* [PROBLEM TO WORK ON]
List each line of the data that holds the string "text".

* [ENTRIES SUPPLIED]
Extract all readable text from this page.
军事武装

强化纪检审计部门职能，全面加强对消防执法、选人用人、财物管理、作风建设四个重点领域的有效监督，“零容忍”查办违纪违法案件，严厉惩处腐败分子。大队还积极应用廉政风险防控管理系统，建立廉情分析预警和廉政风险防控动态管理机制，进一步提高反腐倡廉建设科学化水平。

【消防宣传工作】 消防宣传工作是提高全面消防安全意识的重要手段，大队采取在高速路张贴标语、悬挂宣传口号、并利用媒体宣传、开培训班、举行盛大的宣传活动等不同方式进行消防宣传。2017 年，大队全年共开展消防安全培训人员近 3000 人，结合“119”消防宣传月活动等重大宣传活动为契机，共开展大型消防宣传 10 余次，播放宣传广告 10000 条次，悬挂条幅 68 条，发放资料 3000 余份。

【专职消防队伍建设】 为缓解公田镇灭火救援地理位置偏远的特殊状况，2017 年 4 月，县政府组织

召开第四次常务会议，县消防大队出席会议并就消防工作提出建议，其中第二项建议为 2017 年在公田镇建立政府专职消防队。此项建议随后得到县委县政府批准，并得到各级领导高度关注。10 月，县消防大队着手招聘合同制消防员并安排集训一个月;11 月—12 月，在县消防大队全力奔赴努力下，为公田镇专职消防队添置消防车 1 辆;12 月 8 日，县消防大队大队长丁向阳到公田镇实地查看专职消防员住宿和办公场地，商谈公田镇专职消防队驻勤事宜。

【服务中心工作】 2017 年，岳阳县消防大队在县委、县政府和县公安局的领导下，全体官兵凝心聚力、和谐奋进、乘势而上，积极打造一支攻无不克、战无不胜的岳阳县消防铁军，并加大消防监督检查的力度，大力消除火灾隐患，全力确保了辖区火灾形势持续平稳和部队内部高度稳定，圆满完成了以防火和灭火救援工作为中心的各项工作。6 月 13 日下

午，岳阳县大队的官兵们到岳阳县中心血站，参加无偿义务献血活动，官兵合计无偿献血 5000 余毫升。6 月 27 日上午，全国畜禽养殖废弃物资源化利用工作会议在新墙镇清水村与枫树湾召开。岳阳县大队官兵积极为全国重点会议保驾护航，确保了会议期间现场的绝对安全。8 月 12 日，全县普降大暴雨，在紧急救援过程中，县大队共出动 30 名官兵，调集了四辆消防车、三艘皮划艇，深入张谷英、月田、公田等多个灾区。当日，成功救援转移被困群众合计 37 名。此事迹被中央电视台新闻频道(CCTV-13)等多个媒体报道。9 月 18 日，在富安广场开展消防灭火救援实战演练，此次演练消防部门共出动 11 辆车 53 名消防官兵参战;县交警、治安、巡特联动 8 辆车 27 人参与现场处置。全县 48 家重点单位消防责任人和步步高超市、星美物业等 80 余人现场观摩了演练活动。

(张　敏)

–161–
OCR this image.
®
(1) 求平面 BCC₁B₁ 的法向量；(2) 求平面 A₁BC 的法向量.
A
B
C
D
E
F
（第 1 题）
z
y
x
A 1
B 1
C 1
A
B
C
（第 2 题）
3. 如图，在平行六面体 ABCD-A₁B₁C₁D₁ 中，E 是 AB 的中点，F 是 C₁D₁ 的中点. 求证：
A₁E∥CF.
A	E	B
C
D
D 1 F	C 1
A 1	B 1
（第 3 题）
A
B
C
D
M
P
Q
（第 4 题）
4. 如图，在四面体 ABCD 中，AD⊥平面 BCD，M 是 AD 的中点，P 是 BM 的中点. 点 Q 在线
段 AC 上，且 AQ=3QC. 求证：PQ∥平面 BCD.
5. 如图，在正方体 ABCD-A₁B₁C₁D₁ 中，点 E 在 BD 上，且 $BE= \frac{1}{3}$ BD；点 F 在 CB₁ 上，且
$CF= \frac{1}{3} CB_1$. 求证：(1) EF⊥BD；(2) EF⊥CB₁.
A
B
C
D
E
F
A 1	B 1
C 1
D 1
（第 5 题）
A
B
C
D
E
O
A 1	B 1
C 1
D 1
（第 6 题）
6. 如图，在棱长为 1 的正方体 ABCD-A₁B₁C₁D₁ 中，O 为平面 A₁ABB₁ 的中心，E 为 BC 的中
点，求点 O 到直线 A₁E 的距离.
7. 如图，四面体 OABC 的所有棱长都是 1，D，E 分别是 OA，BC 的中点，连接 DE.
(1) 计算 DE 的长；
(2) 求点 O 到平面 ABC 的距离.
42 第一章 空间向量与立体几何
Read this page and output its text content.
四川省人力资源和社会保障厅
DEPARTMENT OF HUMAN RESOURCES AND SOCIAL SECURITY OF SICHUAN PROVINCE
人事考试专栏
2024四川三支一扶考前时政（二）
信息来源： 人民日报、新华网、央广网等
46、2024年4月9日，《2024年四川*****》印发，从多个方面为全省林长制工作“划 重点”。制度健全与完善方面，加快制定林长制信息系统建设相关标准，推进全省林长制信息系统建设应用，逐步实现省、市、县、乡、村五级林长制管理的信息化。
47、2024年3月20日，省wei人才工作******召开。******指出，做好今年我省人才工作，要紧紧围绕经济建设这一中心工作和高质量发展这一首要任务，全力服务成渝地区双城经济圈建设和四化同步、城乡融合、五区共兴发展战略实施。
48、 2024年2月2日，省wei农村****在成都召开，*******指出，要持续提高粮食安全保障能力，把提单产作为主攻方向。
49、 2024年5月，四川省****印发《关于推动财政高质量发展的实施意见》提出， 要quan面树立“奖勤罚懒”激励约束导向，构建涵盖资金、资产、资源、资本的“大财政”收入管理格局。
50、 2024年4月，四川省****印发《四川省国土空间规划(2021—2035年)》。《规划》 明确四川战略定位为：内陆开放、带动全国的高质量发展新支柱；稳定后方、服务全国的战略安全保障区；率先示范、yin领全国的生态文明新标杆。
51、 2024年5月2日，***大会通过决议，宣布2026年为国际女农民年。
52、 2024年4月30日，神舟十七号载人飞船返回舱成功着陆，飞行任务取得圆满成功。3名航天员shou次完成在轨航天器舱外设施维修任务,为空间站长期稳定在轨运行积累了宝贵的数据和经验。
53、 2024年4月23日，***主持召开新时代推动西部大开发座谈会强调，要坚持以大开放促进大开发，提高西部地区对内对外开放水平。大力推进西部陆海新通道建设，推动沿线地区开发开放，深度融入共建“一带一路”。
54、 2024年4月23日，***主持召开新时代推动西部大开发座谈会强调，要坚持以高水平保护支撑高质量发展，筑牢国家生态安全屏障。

* [EXERCISE ANSWER]
Extract all readable text from this page.
Read this page and output its text content.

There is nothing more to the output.